[Data records]
==================================================
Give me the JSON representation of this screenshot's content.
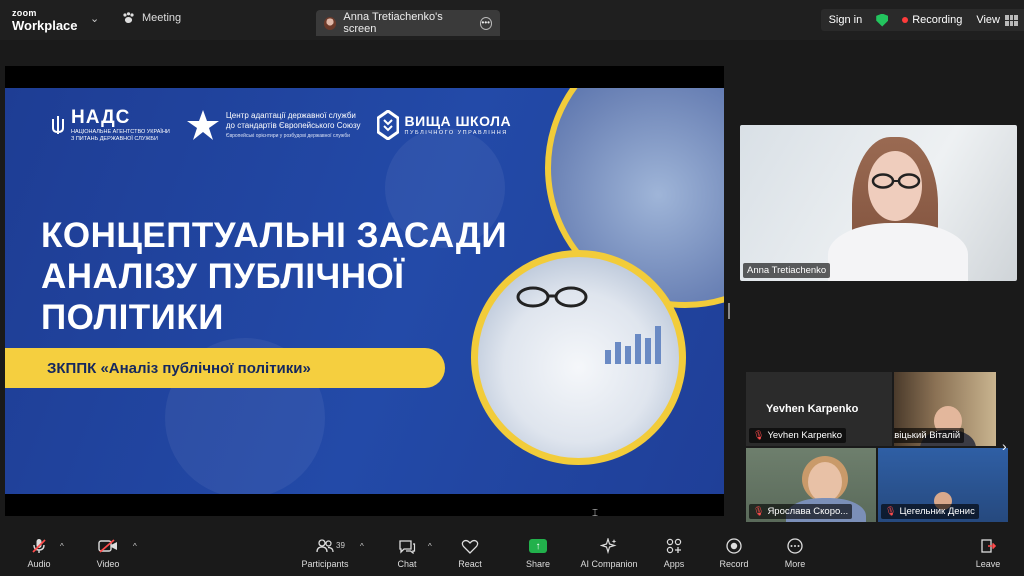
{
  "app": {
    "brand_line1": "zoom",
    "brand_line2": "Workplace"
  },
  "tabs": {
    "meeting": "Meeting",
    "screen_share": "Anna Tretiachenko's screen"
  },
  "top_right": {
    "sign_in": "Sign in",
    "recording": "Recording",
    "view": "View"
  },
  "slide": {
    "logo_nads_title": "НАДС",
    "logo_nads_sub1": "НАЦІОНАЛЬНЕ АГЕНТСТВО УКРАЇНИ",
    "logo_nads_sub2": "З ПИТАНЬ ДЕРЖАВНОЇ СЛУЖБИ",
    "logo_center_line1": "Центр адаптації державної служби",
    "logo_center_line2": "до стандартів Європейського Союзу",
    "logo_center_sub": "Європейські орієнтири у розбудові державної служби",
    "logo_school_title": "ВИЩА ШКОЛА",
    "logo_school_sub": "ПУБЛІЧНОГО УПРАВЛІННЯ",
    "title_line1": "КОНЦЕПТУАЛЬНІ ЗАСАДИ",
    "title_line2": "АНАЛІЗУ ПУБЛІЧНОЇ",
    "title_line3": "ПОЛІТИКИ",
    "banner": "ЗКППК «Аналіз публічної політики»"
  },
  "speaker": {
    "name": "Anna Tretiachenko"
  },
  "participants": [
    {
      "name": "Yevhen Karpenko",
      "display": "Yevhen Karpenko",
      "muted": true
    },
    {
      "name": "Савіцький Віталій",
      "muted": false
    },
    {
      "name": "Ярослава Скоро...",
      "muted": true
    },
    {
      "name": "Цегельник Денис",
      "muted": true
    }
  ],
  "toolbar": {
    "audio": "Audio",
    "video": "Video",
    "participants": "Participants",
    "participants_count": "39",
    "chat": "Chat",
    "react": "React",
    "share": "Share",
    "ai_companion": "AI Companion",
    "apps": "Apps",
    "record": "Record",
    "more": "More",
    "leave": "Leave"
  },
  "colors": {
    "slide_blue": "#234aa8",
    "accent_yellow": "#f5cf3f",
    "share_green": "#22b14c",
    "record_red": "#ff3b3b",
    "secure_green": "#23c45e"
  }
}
==================================================
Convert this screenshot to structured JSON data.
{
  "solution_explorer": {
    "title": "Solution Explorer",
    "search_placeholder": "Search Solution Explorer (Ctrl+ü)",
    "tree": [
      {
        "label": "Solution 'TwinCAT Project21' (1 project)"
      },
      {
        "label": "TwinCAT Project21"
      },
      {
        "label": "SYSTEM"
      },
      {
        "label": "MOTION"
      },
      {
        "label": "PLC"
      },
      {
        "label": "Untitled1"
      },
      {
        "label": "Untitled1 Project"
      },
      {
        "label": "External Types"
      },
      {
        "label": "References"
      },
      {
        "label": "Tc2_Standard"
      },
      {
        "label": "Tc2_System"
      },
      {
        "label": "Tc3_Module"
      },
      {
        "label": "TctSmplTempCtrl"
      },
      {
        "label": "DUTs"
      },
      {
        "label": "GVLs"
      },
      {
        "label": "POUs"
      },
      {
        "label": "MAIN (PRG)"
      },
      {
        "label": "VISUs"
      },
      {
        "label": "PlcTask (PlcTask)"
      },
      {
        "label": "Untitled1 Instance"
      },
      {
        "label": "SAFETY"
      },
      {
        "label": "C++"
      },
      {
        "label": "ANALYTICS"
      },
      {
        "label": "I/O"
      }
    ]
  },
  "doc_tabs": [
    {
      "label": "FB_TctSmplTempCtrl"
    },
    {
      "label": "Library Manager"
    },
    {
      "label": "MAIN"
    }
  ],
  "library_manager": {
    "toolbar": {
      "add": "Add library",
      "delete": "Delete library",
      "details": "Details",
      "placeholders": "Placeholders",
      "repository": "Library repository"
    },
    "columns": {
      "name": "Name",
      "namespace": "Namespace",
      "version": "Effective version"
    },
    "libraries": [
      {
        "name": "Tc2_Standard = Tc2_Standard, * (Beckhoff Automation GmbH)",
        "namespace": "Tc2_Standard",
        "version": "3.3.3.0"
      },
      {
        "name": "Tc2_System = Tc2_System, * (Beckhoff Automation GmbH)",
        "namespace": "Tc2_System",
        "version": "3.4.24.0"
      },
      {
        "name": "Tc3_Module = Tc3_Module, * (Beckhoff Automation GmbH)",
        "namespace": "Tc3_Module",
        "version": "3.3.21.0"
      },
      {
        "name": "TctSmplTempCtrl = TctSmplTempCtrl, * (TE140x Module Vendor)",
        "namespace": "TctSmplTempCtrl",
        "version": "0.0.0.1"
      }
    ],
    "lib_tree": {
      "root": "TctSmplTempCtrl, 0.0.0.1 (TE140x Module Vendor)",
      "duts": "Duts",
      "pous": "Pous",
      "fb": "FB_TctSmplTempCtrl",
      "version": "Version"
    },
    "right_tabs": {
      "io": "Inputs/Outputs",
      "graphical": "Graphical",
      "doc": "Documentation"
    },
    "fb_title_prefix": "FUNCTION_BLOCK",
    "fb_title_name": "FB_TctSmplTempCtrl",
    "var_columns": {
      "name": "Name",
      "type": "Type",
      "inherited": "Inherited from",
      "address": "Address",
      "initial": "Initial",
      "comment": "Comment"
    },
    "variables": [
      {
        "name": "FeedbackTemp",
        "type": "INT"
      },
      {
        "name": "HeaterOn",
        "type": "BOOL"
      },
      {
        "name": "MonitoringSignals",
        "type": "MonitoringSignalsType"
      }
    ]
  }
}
==================================================
- TO BE DONE
Find all lines with "Automation" in them and copy each one.

- TASK SOLUTION
        "name": "Tc2_Standard = Tc2_Standard, * (Beckhoff Automation GmbH)",
        "name": "Tc2_System = Tc2_System, * (Beckhoff Automation GmbH)",
        "name": "Tc3_Module = Tc3_Module, * (Beckhoff Automation GmbH)",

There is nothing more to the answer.